TASK TO COMPLETE: Return all of the data exactly, with nothing left out but the pictures.
◆ ◆ ◆ ◆ ◆
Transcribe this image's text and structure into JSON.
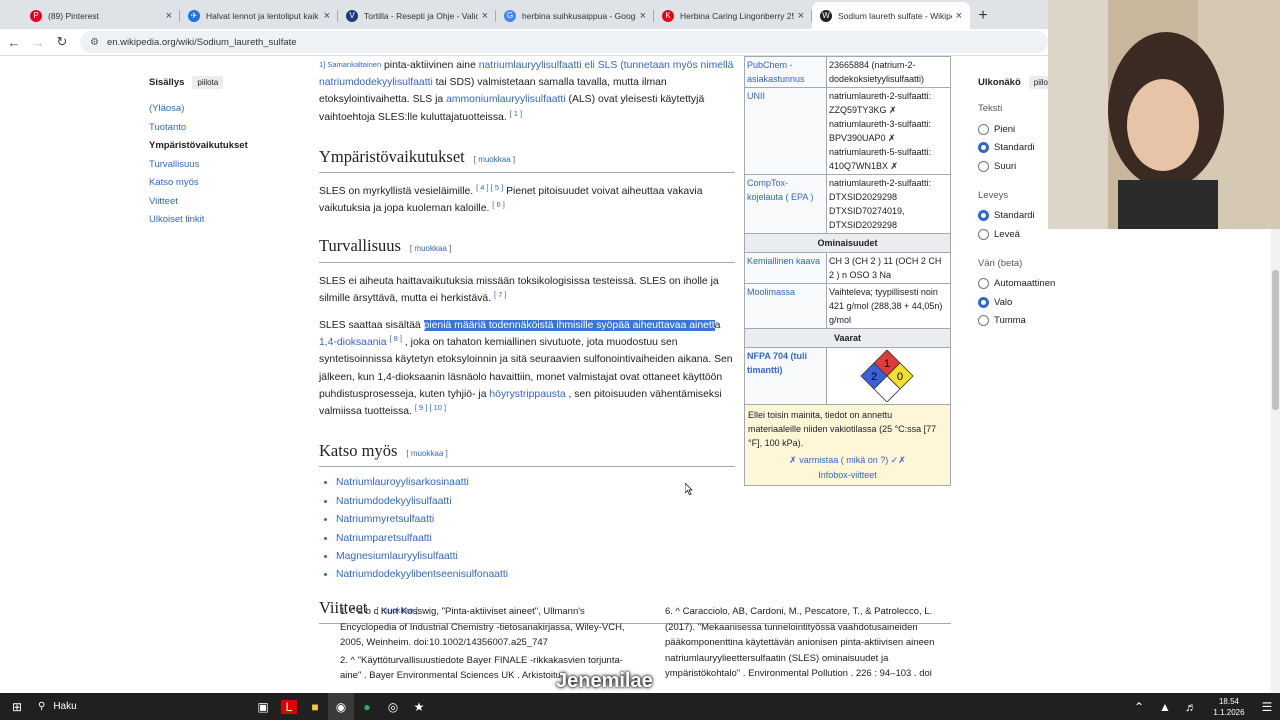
{
  "tabs": [
    {
      "title": "(89) Pinterest",
      "icon": "P",
      "color": "#e60023"
    },
    {
      "title": "Halvat lennot ja lentoliput kaik",
      "icon": "✈",
      "color": "#1a73e8"
    },
    {
      "title": "Tortilla - Resepti ja Ohje - Valio",
      "icon": "V",
      "color": "#1b3a7a"
    },
    {
      "title": "herbina suihkusaippua - Googl",
      "icon": "G",
      "color": "#4285f4"
    },
    {
      "title": "Herbina Caring Lingonberry 25",
      "icon": "K",
      "color": "#e30613"
    },
    {
      "title": "Sodium laureth sulfate - Wikipe",
      "icon": "W",
      "color": "#222"
    }
  ],
  "url": "en.wikipedia.org/wiki/Sodium_laureth_sulfate",
  "toc": {
    "title": "Sisällys",
    "hide": "piilota",
    "items": [
      "(Yläosa)",
      "Tuotanto",
      "Ympäristövaikutukset",
      "Turvallisuus",
      "Katso myös",
      "Viitteet",
      "Ulkoiset linkit"
    ]
  },
  "article": {
    "p1a": "1] Samankaltainen",
    "p1b": " pinta-aktiivinen aine ",
    "p1link": "natriumlauryylisulfaatti eli SLS (tunnetaan myös nimellä natriumdodekyylisulfaatti",
    "p1c": " tai SDS) valmistetaan samalla tavalla, mutta ilman etoksylointivaihetta. SLS ja ",
    "p1link2": "ammoniumlauryylisulfaatti",
    "p1d": " (ALS) ovat yleisesti käytettyjä vaihtoehtoja SLES:lle kuluttajatuotteissa.",
    "p1ref": "[ 1 ]",
    "edit": "muokkaa",
    "h_env": "Ympäristövaikutukset",
    "env_a": "SLES on myrkyllistä vesieläimille.",
    "env_ref": "[ 4 ] [ 5 ]",
    "env_b": " Pienet pitoisuudet voivat aiheuttaa vakavia vaikutuksia ja jopa kuoleman kaloille.",
    "env_ref2": "[ 6 ]",
    "h_safe": "Turvallisuus",
    "safe1": "SLES ei aiheuta haittavaikutuksia missään toksikologisissa testeissä. SLES on iholle ja silmille ärsyttävä, mutta ei herkistävä.",
    "safe1ref": "[ 7 ]",
    "safe2a": "SLES saattaa sisältää ",
    "safe2hl": "pieniä määriä todennäköistä ihmisille syöpää aiheuttavaa ainett",
    "safe2b": "a",
    "safe2link": "1,4-dioksaania",
    "safe2ref": "[ 8 ]",
    "safe2c": " , joka on tahaton kemiallinen sivutuote, jota muodostuu sen syntetisoinnissa käytetyn etoksyloinnin ja sitä seuraavien sulfonointivaiheiden aikana. Sen jälkeen, kun 1,4-dioksaanin läsnäolo havaittiin, monet valmistajat ovat ottaneet käyttöön puhdistusprosesseja, kuten tyhjiö- ja ",
    "safe2link2": "höyrystrippausta",
    "safe2d": " , sen pitoisuuden vähentämiseksi valmiissa tuotteissa.",
    "safe2ref2": "[ 9 ] [ 10 ]",
    "h_see": "Katso myös",
    "see": [
      "Natriumlauroyylisarkosinaatti",
      "Natriumdodekyylisulfaatti",
      "Natriummyretsulfaatti",
      "Natriumparetsulfaatti",
      "Magnesiumlauryylisulfaatti",
      "Natriumdodekyylibentseenisulfonaatti"
    ],
    "h_refs": "Viitteet"
  },
  "infobox": {
    "rows": [
      {
        "k": "PubChem - asiakastunnus",
        "v": "23665884 (natrium-2-dodekoksietyylisulfaatti)"
      },
      {
        "k": "UNII",
        "v": "natriumlaureth-2-sulfaatti: ZZQ59TY3KG ✗ natriumlaureth-3-sulfaatti: BPV390UAP0 ✗ natriumlaureth-5-sulfaatti: 410Q7WN1BX ✗"
      },
      {
        "k": "CompTox-kojelauta ( EPA )",
        "v": "natriumlaureth-2-sulfaatti: DTXSID2029298 DTXSID70274019, DTXSID2029298"
      }
    ],
    "props_head": "Ominaisuudet",
    "formula_k": "Kemiallinen kaava",
    "formula_v": "CH 3 (CH 2 ) 11 (OCH 2 CH 2 ) n OSO 3 Na",
    "molar_k": "Moolimassa",
    "molar_v": "Vaihteleva; tyypillisesti noin 421 g/mol (288,38 + 44,05n) g/mol",
    "hazard_head": "Vaarat",
    "nfpa_k": "NFPA 704 (tuli timantti)",
    "nfpa": [
      "1",
      "2",
      "0"
    ],
    "foot": "Ellei toisin mainita, tiedot on annettu materiaaleille niiden vakiotilassa (25 °C:ssa [77 °F], 100 kPa).",
    "verify": "✗ varmistaa ( mikä on ?) ✓✗",
    "refs": "Infobox-viitteet"
  },
  "appearance": {
    "title": "Ulkonäkö",
    "hide": "piilo",
    "text_label": "Teksti",
    "text_opts": [
      "Pieni",
      "Standardi",
      "Suuri"
    ],
    "text_sel": 1,
    "width_label": "Leveys",
    "width_opts": [
      "Standardi",
      "Leveä"
    ],
    "width_sel": 0,
    "color_label": "Väri (beta)",
    "color_opts": [
      "Automaattinen",
      "Valo",
      "Tumma"
    ],
    "color_sel": 1
  },
  "references": {
    "r1": "1. ^ a b c Kurt Kosswig, \"Pinta-aktiiviset aineet\", Ullmann's Encyclopedia of Industrial Chemistry -tietosanakirjassa, Wiley-VCH, 2005, Weinheim. doi:10.1002/14356007.a25_747",
    "r2": "2. ^ \"Käyttöturvallisuustiedote Bayer FINALE -rikkakasvien torjunta-aine\" . Bayer Environmental Sciences UK . Arkistoitu",
    "r6": "6. ^ Caracciolo, AB, Cardoni, M., Pescatore, T., & Patrolecco, L. (2017). \"Mekaanisessa tunnelointityössä vaahdotusaineiden pääkomponenttina käytettävän anionisen pinta-aktiivisen aineen natriumlauryylieettersulfaatin (SLES) ominaisuudet ja ympäristökohtalo\" . Environmental Pollution . 226 : 94–103 . doi"
  },
  "taskbar": {
    "search": "Haku",
    "time": "18.54",
    "date": "1.1.2026"
  },
  "overlay": "Jenemilae"
}
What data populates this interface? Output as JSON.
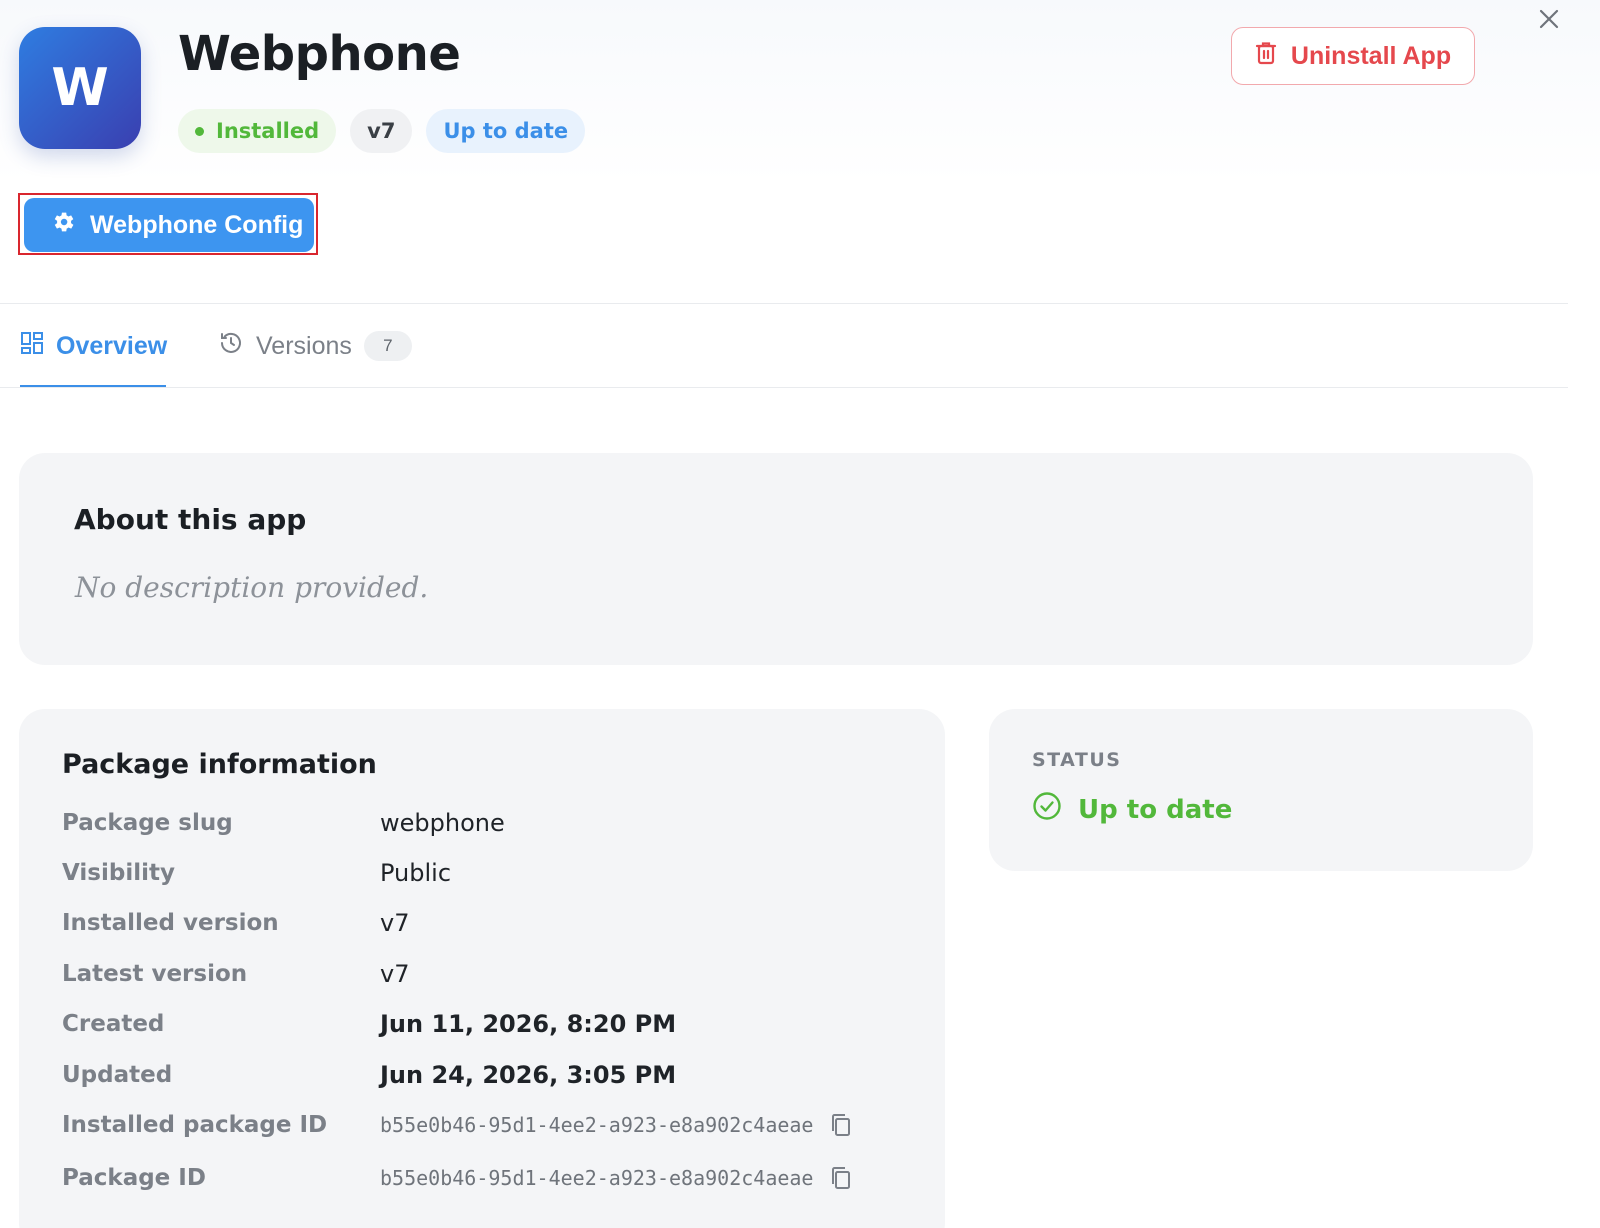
◆ ◆ ◆ ◆ ◆
THE REPLY:
Transcribe this image's text and structure into JSON.
{
  "tabs": [
    {
      "title": "(89) Pinterest",
      "icon": "P",
      "color": "#e60023"
    },
    {
      "title": "Halvat lennot ja lentoliput kaik",
      "icon": "✈",
      "color": "#1a73e8"
    },
    {
      "title": "Tortilla - Resepti ja Ohje - Valio",
      "icon": "V",
      "color": "#1b3a7a"
    },
    {
      "title": "herbina suihkusaippua - Googl",
      "icon": "G",
      "color": "#4285f4"
    },
    {
      "title": "Herbina Caring Lingonberry 25",
      "icon": "K",
      "color": "#e30613"
    },
    {
      "title": "Sodium laureth sulfate - Wikipe",
      "icon": "W",
      "color": "#222"
    }
  ],
  "url": "en.wikipedia.org/wiki/Sodium_laureth_sulfate",
  "toc": {
    "title": "Sisällys",
    "hide": "piilota",
    "items": [
      "(Yläosa)",
      "Tuotanto",
      "Ympäristövaikutukset",
      "Turvallisuus",
      "Katso myös",
      "Viitteet",
      "Ulkoiset linkit"
    ]
  },
  "article": {
    "p1a": "1] Samankaltainen",
    "p1b": " pinta-aktiivinen aine ",
    "p1link": "natriumlauryylisulfaatti eli SLS (tunnetaan myös nimellä natriumdodekyylisulfaatti",
    "p1c": " tai SDS) valmistetaan samalla tavalla, mutta ilman etoksylointivaihetta. SLS ja ",
    "p1link2": "ammoniumlauryylisulfaatti",
    "p1d": " (ALS) ovat yleisesti käytettyjä vaihtoehtoja SLES:lle kuluttajatuotteissa.",
    "p1ref": "[ 1 ]",
    "edit": "muokkaa",
    "h_env": "Ympäristövaikutukset",
    "env_a": "SLES on myrkyllistä vesieläimille.",
    "env_ref": "[ 4 ] [ 5 ]",
    "env_b": " Pienet pitoisuudet voivat aiheuttaa vakavia vaikutuksia ja jopa kuoleman kaloille.",
    "env_ref2": "[ 6 ]",
    "h_safe": "Turvallisuus",
    "safe1": "SLES ei aiheuta haittavaikutuksia missään toksikologisissa testeissä. SLES on iholle ja silmille ärsyttävä, mutta ei herkistävä.",
    "safe1ref": "[ 7 ]",
    "safe2a": "SLES saattaa sisältää ",
    "safe2hl": "pieniä määriä todennäköistä ihmisille syöpää aiheuttavaa ainett",
    "safe2b": "a",
    "safe2link": "1,4-dioksaania",
    "safe2ref": "[ 8 ]",
    "safe2c": " , joka on tahaton kemiallinen sivutuote, jota muodostuu sen syntetisoinnissa käytetyn etoksyloinnin ja sitä seuraavien sulfonointivaiheiden aikana. Sen jälkeen, kun 1,4-dioksaanin läsnäolo havaittiin, monet valmistajat ovat ottaneet käyttöön puhdistusprosesseja, kuten tyhjiö- ja ",
    "safe2link2": "höyrystrippausta",
    "safe2d": " , sen pitoisuuden vähentämiseksi valmiissa tuotteissa.",
    "safe2ref2": "[ 9 ] [ 10 ]",
    "h_see": "Katso myös",
    "see": [
      "Natriumlauroyylisarkosinaatti",
      "Natriumdodekyylisulfaatti",
      "Natriummyretsulfaatti",
      "Natriumparetsulfaatti",
      "Magnesiumlauryylisulfaatti",
      "Natriumdodekyylibentseenisulfonaatti"
    ],
    "h_refs": "Viitteet"
  },
  "infobox": {
    "rows": [
      {
        "k": "PubChem - asiakastunnus",
        "v": "23665884 (natrium-2-dodekoksietyylisulfaatti)"
      },
      {
        "k": "UNII",
        "v": "natriumlaureth-2-sulfaatti: ZZQ59TY3KG ✗ natriumlaureth-3-sulfaatti: BPV390UAP0 ✗ natriumlaureth-5-sulfaatti: 410Q7WN1BX ✗"
      },
      {
        "k": "CompTox-kojelauta ( EPA )",
        "v": "natriumlaureth-2-sulfaatti: DTXSID2029298 DTXSID70274019, DTXSID2029298"
      }
    ],
    "props_head": "Ominaisuudet",
    "formula_k": "Kemiallinen kaava",
    "formula_v": "CH 3 (CH 2 ) 11 (OCH 2 CH 2 ) n OSO 3 Na",
    "molar_k": "Moolimassa",
    "molar_v": "Vaihteleva; tyypillisesti noin 421 g/mol (288,38 + 44,05n) g/mol",
    "hazard_head": "Vaarat",
    "nfpa_k": "NFPA 704 (tuli timantti)",
    "nfpa": [
      "1",
      "2",
      "0"
    ],
    "foot": "Ellei toisin mainita, tiedot on annettu materiaaleille niiden vakiotilassa (25 °C:ssa [77 °F], 100 kPa).",
    "verify": "✗ varmistaa ( mikä on ?) ✓✗",
    "refs": "Infobox-viitteet"
  },
  "appearance": {
    "title": "Ulkonäkö",
    "hide": "piilo",
    "text_label": "Teksti",
    "text_opts": [
      "Pieni",
      "Standardi",
      "Suuri"
    ],
    "text_sel": 1,
    "width_label": "Leveys",
    "width_opts": [
      "Standardi",
      "Leveä"
    ],
    "width_sel": 0,
    "color_label": "Väri (beta)",
    "color_opts": [
      "Automaattinen",
      "Valo",
      "Tumma"
    ],
    "color_sel": 1
  },
  "references": {
    "r1": "1. ^ a b c Kurt Kosswig, \"Pinta-aktiiviset aineet\", Ullmann's Encyclopedia of Industrial Chemistry -tietosanakirjassa, Wiley-VCH, 2005, Weinheim. doi:10.1002/14356007.a25_747",
    "r2": "2. ^ \"Käyttöturvallisuustiedote Bayer FINALE -rikkakasvien torjunta-aine\" . Bayer Environmental Sciences UK . Arkistoitu",
    "r6": "6. ^ Caracciolo, AB, Cardoni, M., Pescatore, T., & Patrolecco, L. (2017). \"Mekaanisessa tunnelointityössä vaahdotusaineiden pääkomponenttina käytettävän anionisen pinta-aktiivisen aineen natriumlauryylieettersulfaatin (SLES) ominaisuudet ja ympäristökohtalo\" . Environmental Pollution . 226 : 94–103 . doi"
  },
  "taskbar": {
    "search": "Haku",
    "time": "18.54",
    "date": "1.1.2026"
  },
  "overlay": "Jenemilae"
}
What data populates this interface? Output as JSON.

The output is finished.